- WHAT TO PRODUCE -
Output every entry exactly, from the first line to the last.

==== GIVEN DATA ====

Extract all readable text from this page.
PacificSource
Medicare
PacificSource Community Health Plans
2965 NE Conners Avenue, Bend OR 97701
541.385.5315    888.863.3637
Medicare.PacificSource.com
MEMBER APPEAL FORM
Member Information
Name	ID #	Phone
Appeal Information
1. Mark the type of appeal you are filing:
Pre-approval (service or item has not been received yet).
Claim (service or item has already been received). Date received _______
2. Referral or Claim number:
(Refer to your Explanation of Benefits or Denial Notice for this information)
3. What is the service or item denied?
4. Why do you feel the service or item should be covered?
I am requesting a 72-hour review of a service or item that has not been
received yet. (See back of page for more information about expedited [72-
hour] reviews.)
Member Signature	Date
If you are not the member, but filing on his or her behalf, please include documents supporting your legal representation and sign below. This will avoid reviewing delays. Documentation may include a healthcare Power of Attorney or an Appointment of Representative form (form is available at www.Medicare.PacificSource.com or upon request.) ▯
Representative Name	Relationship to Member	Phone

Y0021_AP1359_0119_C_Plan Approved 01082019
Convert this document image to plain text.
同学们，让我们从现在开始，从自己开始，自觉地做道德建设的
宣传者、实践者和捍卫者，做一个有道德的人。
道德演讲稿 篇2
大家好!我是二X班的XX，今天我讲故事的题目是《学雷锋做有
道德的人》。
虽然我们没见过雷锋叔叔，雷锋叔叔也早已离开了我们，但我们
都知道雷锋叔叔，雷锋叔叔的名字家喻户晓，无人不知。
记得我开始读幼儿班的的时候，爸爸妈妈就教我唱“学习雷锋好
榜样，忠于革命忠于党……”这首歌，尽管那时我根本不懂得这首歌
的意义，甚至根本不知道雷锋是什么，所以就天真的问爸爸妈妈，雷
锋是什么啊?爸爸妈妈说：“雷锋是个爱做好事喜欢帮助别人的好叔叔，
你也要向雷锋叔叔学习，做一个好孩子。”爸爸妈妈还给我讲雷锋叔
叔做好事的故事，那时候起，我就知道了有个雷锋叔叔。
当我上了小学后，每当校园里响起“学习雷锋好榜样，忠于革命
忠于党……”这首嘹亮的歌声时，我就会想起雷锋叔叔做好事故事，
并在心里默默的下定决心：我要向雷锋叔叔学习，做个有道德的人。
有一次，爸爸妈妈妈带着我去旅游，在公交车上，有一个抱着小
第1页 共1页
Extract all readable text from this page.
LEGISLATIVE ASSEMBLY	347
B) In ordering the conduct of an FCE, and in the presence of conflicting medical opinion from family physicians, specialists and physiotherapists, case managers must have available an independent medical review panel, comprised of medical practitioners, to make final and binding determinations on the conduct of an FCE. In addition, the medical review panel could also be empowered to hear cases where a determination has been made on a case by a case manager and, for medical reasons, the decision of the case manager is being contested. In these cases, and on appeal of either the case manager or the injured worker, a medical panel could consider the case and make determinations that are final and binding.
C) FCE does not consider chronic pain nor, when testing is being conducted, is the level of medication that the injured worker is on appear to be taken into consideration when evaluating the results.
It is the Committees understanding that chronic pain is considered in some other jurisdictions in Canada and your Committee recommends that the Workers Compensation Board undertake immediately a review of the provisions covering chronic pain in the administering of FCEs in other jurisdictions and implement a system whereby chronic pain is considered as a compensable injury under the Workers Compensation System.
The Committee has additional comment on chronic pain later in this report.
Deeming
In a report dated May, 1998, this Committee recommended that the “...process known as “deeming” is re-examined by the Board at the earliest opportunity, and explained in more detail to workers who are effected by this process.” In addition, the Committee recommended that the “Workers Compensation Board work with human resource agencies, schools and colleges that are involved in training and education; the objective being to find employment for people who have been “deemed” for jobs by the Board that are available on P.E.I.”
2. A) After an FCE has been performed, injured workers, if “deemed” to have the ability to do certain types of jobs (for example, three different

====

- REPLY -
Extract all readable text from this page.
PacificSource
Medicare
PacificSource Community Health Plans
2965 NE Conners Avenue, Bend OR 97701
541.385.5315    888.863.3637
Medicare.PacificSource.com
MEMBER APPEAL FORM
Member Information
Name	ID #	Phone
Appeal Information
1. Mark the type of appeal you are filing:
Pre-approval (service or item has not been received yet).
Claim (service or item has already been received). Date received _______
2. Referral or Claim number:
(Refer to your Explanation of Benefits or Denial Notice for this information)
3. What is the service or item denied?
4. Why do you feel the service or item should be covered?
I am requesting a 72-hour review of a service or item that has not been
received yet. (See back of page for more information about expedited [72-
hour] reviews.)
Member Signature	Date
If you are not the member, but filing on his or her behalf, please include documents supporting your legal representation and sign below. This will avoid reviewing delays. Documentation may include a healthcare Power of Attorney or an Appointment of Representative form (form is available at www.Medicare.PacificSource.com or upon request.) ▯
Representative Name	Relationship to Member	Phone

Y0021_AP1359_0119_C_Plan Approved 01082019
Convert this document image to plain text.
同学们，让我们从现在开始，从自己开始，自觉地做道德建设的
宣传者、实践者和捍卫者，做一个有道德的人。
道德演讲稿 篇2
大家好!我是二X班的XX，今天我讲故事的题目是《学雷锋做有
道德的人》。
虽然我们没见过雷锋叔叔，雷锋叔叔也早已离开了我们，但我们
都知道雷锋叔叔，雷锋叔叔的名字家喻户晓，无人不知。
记得我开始读幼儿班的的时候，爸爸妈妈就教我唱“学习雷锋好
榜样，忠于革命忠于党……”这首歌，尽管那时我根本不懂得这首歌
的意义，甚至根本不知道雷锋是什么，所以就天真的问爸爸妈妈，雷
锋是什么啊?爸爸妈妈说：“雷锋是个爱做好事喜欢帮助别人的好叔叔，
你也要向雷锋叔叔学习，做一个好孩子。”爸爸妈妈还给我讲雷锋叔
叔做好事的故事，那时候起，我就知道了有个雷锋叔叔。
当我上了小学后，每当校园里响起“学习雷锋好榜样，忠于革命
忠于党……”这首嘹亮的歌声时，我就会想起雷锋叔叔做好事故事，
并在心里默默的下定决心：我要向雷锋叔叔学习，做个有道德的人。
有一次，爸爸妈妈妈带着我去旅游，在公交车上，有一个抱着小
第1页 共1页
Extract all readable text from this page.
LEGISLATIVE ASSEMBLY	347
B) In ordering the conduct of an FCE, and in the presence of conflicting medical opinion from family physicians, specialists and physiotherapists, case managers must have available an independent medical review panel, comprised of medical practitioners, to make final and binding determinations on the conduct of an FCE. In addition, the medical review panel could also be empowered to hear cases where a determination has been made on a case by a case manager and, for medical reasons, the decision of the case manager is being contested. In these cases, and on appeal of either the case manager or the injured worker, a medical panel could consider the case and make determinations that are final and binding.
C) FCE does not consider chronic pain nor, when testing is being conducted, is the level of medication that the injured worker is on appear to be taken into consideration when evaluating the results.
It is the Committees understanding that chronic pain is considered in some other jurisdictions in Canada and your Committee recommends that the Workers Compensation Board undertake immediately a review of the provisions covering chronic pain in the administering of FCEs in other jurisdictions and implement a system whereby chronic pain is considered as a compensable injury under the Workers Compensation System.
The Committee has additional comment on chronic pain later in this report.
Deeming
In a report dated May, 1998, this Committee recommended that the “...process known as “deeming” is re-examined by the Board at the earliest opportunity, and explained in more detail to workers who are effected by this process.” In addition, the Committee recommended that the “Workers Compensation Board work with human resource agencies, schools and colleges that are involved in training and education; the objective being to find employment for people who have been “deemed” for jobs by the Board that are available on P.E.I.”
2. A) After an FCE has been performed, injured workers, if “deemed” to have the ability to do certain types of jobs (for example, three different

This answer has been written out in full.